● Aim: Set down each line of the data below exactly as it stands, dropping the pictures.

Entries from a visual dataset
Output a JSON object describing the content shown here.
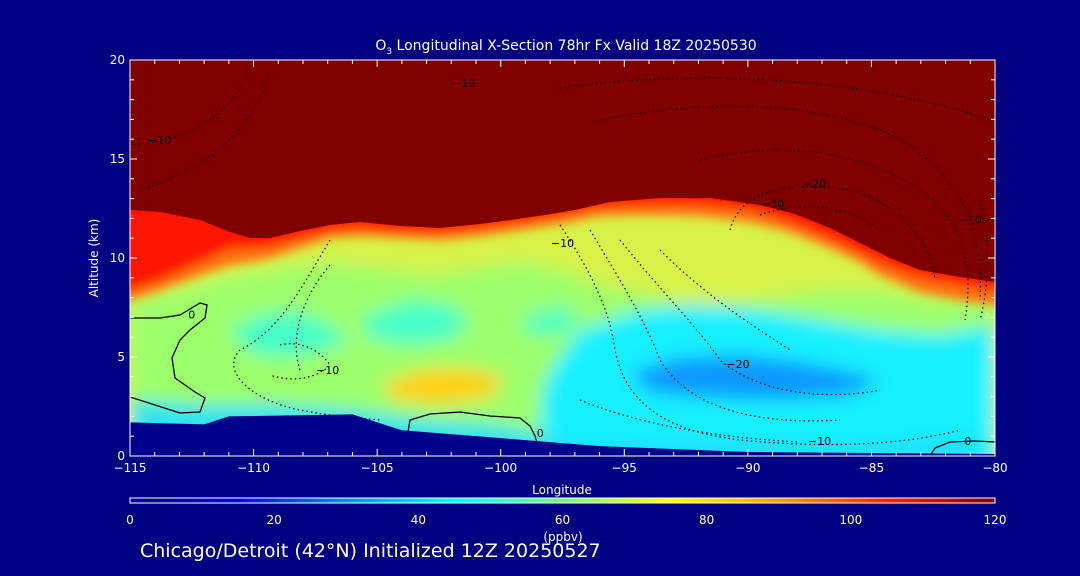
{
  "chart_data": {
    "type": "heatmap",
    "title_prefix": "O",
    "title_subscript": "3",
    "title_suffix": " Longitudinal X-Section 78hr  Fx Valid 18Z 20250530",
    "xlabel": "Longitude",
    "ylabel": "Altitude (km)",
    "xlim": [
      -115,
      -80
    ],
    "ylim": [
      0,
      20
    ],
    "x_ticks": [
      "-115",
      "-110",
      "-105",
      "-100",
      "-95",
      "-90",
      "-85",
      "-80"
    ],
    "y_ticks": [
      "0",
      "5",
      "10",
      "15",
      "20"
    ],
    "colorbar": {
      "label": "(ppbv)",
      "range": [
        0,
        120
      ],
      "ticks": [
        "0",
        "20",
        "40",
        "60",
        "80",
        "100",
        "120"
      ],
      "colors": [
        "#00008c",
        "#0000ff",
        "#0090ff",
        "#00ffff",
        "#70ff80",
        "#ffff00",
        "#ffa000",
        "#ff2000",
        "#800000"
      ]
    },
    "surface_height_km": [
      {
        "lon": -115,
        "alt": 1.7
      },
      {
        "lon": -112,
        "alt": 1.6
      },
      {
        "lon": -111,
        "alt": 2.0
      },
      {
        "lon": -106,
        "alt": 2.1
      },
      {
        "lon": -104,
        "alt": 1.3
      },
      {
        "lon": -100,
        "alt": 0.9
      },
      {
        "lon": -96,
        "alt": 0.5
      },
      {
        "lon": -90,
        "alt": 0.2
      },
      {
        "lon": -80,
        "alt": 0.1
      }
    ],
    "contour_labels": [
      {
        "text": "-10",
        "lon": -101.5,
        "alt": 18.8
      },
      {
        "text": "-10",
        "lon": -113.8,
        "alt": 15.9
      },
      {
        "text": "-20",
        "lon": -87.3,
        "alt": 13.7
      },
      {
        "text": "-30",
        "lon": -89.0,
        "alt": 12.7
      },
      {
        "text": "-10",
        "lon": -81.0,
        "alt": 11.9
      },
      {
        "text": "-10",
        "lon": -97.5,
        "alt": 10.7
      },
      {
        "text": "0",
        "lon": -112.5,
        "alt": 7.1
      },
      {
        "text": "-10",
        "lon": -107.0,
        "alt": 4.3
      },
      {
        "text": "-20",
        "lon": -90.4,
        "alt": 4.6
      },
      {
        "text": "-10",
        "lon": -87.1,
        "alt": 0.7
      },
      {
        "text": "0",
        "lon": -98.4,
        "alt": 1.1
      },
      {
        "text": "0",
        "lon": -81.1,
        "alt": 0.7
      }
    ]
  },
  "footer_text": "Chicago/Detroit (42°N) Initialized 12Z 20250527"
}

● Exercise answer:
Output a JSON object describing the content shown here.
{
  "chart_data": {
    "type": "heatmap",
    "title_prefix": "O",
    "title_subscript": "3",
    "title_suffix": " Longitudinal X-Section 78hr  Fx Valid 18Z 20250530",
    "xlabel": "Longitude",
    "ylabel": "Altitude (km)",
    "xlim": [
      -115,
      -80
    ],
    "ylim": [
      0,
      20
    ],
    "x_ticks": [
      "-115",
      "-110",
      "-105",
      "-100",
      "-95",
      "-90",
      "-85",
      "-80"
    ],
    "y_ticks": [
      "0",
      "5",
      "10",
      "15",
      "20"
    ],
    "colorbar": {
      "label": "(ppbv)",
      "range": [
        0,
        120
      ],
      "ticks": [
        "0",
        "20",
        "40",
        "60",
        "80",
        "100",
        "120"
      ],
      "colors": [
        "#00008c",
        "#0000ff",
        "#0090ff",
        "#00ffff",
        "#70ff80",
        "#ffff00",
        "#ffa000",
        "#ff2000",
        "#800000"
      ]
    },
    "surface_height_km": [
      {
        "lon": -115,
        "alt": 1.7
      },
      {
        "lon": -112,
        "alt": 1.6
      },
      {
        "lon": -111,
        "alt": 2.0
      },
      {
        "lon": -106,
        "alt": 2.1
      },
      {
        "lon": -104,
        "alt": 1.3
      },
      {
        "lon": -100,
        "alt": 0.9
      },
      {
        "lon": -96,
        "alt": 0.5
      },
      {
        "lon": -90,
        "alt": 0.2
      },
      {
        "lon": -80,
        "alt": 0.1
      }
    ],
    "contour_labels": [
      {
        "text": "-10",
        "lon": -101.5,
        "alt": 18.8
      },
      {
        "text": "-10",
        "lon": -113.8,
        "alt": 15.9
      },
      {
        "text": "-20",
        "lon": -87.3,
        "alt": 13.7
      },
      {
        "text": "-30",
        "lon": -89.0,
        "alt": 12.7
      },
      {
        "text": "-10",
        "lon": -81.0,
        "alt": 11.9
      },
      {
        "text": "-10",
        "lon": -97.5,
        "alt": 10.7
      },
      {
        "text": "0",
        "lon": -112.5,
        "alt": 7.1
      },
      {
        "text": "-10",
        "lon": -107.0,
        "alt": 4.3
      },
      {
        "text": "-20",
        "lon": -90.4,
        "alt": 4.6
      },
      {
        "text": "-10",
        "lon": -87.1,
        "alt": 0.7
      },
      {
        "text": "0",
        "lon": -98.4,
        "alt": 1.1
      },
      {
        "text": "0",
        "lon": -81.1,
        "alt": 0.7
      }
    ]
  },
  "footer_text": "Chicago/Detroit (42°N) Initialized 12Z 20250527"
}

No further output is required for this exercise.